Task directions:
Copy all the entries below exactly, but not the pictures.

Listing:

--- START ---

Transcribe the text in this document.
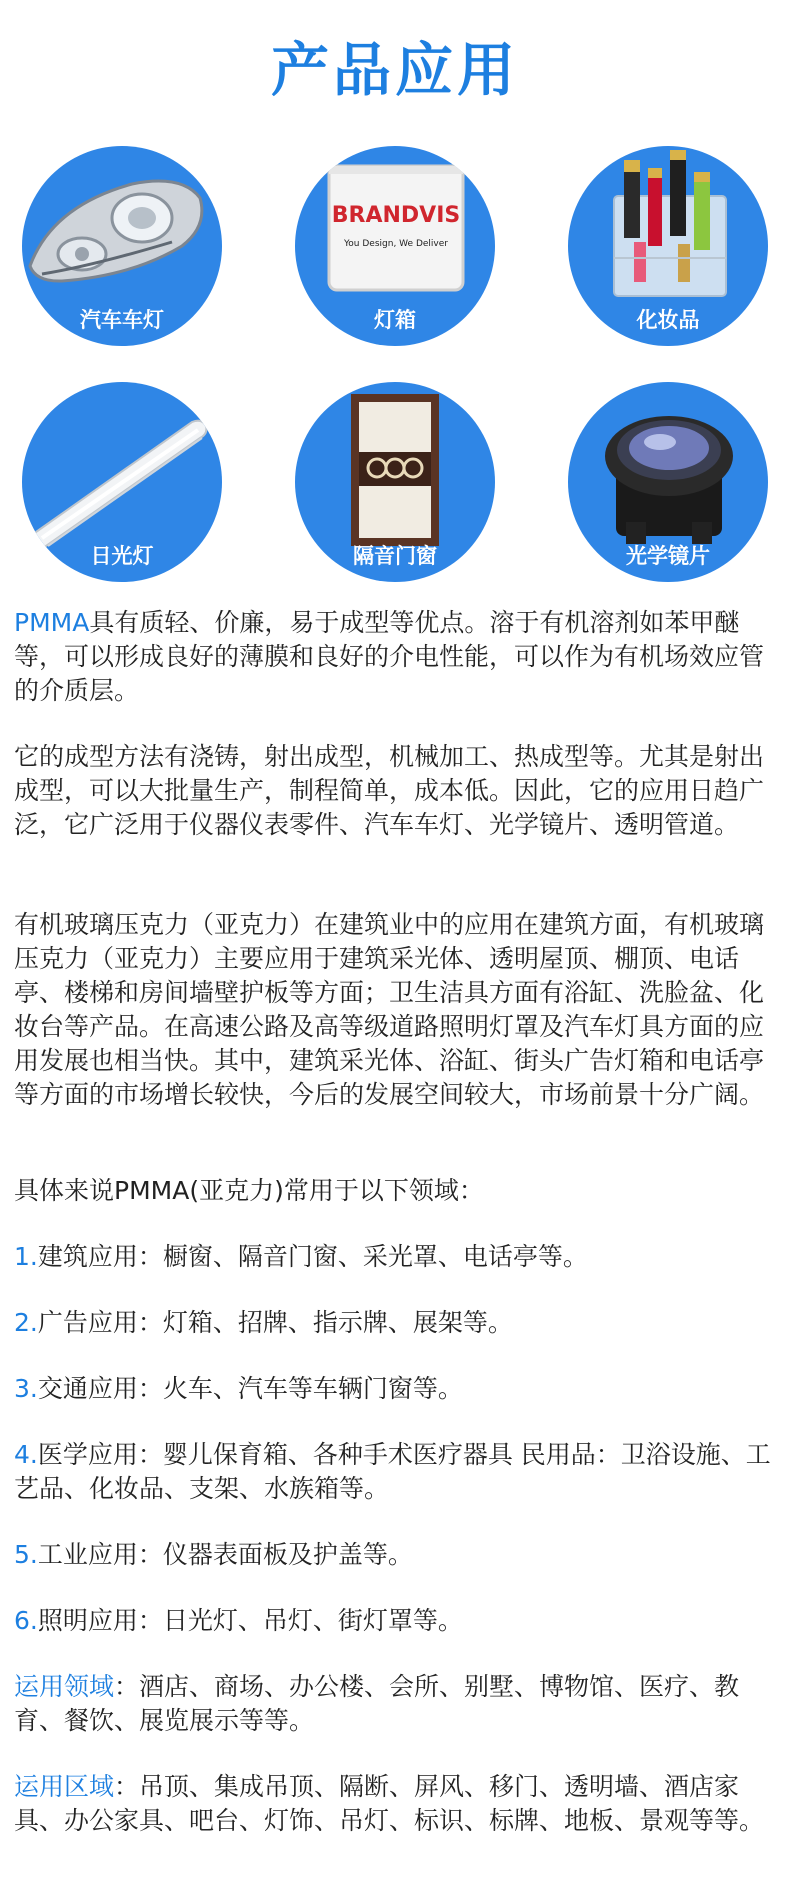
产品应用
汽车车灯
BRANDVIS
You Design, We Deliver
灯箱	化妆品
日光灯	隔音门窗	光学镜片
PMMA具有质轻、价廉，易于成型等优点。溶于有机溶剂如苯甲醚等，可以形成良好的薄膜和良好的介电性能，可以作为有机场效应管的介质层。
它的成型方法有浇铸，射出成型，机械加工、热成型等。尤其是射出成型，可以大批量生产，制程简单，成本低。因此，它的应用日趋广泛，它广泛用于仪器仪表零件、汽车车灯、光学镜片、透明管道。
有机玻璃压克力（亚克力）在建筑业中的应用在建筑方面，有机玻璃压克力（亚克力）主要应用于建筑采光体、透明屋顶、棚顶、电话亭、楼梯和房间墙壁护板等方面；卫生洁具方面有浴缸、洗脸盆、化妆台等产品。在高速公路及高等级道路照明灯罩及汽车灯具方面的应用发展也相当快。其中，建筑采光体、浴缸、街头广告灯箱和电话亭等方面的市场增长较快，今后的发展空间较大，市场前景十分广阔。
具体来说PMMA(亚克力)常用于以下领域：
1.建筑应用：橱窗、隔音门窗、采光罩、电话亭等。
2.广告应用：灯箱、招牌、指示牌、展架等。
3.交通应用：火车、汽车等车辆门窗等。
4.医学应用：婴儿保育箱、各种手术医疗器具 民用品：卫浴设施、工艺品、化妆品、支架、水族箱等。
5.工业应用：仪器表面板及护盖等。
6.照明应用：日光灯、吊灯、街灯罩等。
运用领域：酒店、商场、办公楼、会所、别墅、博物馆、医疗、教育、餐饮、展览展示等等。
运用区域：吊顶、集成吊顶、隔断、屏风、移门、透明墙、酒店家具、办公家具、吧台、灯饰、吊灯、标识、标牌、地板、景观等等。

--- END ---

Full output:
Transcribe the text in this document.
产品应用
汽车车灯
BRANDVIS
You Design, We Deliver
灯箱	化妆品
日光灯	隔音门窗	光学镜片
PMMA具有质轻、价廉，易于成型等优点。溶于有机溶剂如苯甲醚等，可以形成良好的薄膜和良好的介电性能，可以作为有机场效应管的介质层。
它的成型方法有浇铸，射出成型，机械加工、热成型等。尤其是射出成型，可以大批量生产，制程简单，成本低。因此，它的应用日趋广泛，它广泛用于仪器仪表零件、汽车车灯、光学镜片、透明管道。
有机玻璃压克力（亚克力）在建筑业中的应用在建筑方面，有机玻璃压克力（亚克力）主要应用于建筑采光体、透明屋顶、棚顶、电话亭、楼梯和房间墙壁护板等方面；卫生洁具方面有浴缸、洗脸盆、化妆台等产品。在高速公路及高等级道路照明灯罩及汽车灯具方面的应用发展也相当快。其中，建筑采光体、浴缸、街头广告灯箱和电话亭等方面的市场增长较快，今后的发展空间较大，市场前景十分广阔。
具体来说PMMA(亚克力)常用于以下领域：
1.建筑应用：橱窗、隔音门窗、采光罩、电话亭等。
2.广告应用：灯箱、招牌、指示牌、展架等。
3.交通应用：火车、汽车等车辆门窗等。
4.医学应用：婴儿保育箱、各种手术医疗器具 民用品：卫浴设施、工艺品、化妆品、支架、水族箱等。
5.工业应用：仪器表面板及护盖等。
6.照明应用：日光灯、吊灯、街灯罩等。
运用领域：酒店、商场、办公楼、会所、别墅、博物馆、医疗、教育、餐饮、展览展示等等。
运用区域：吊顶、集成吊顶、隔断、屏风、移门、透明墙、酒店家具、办公家具、吧台、灯饰、吊灯、标识、标牌、地板、景观等等。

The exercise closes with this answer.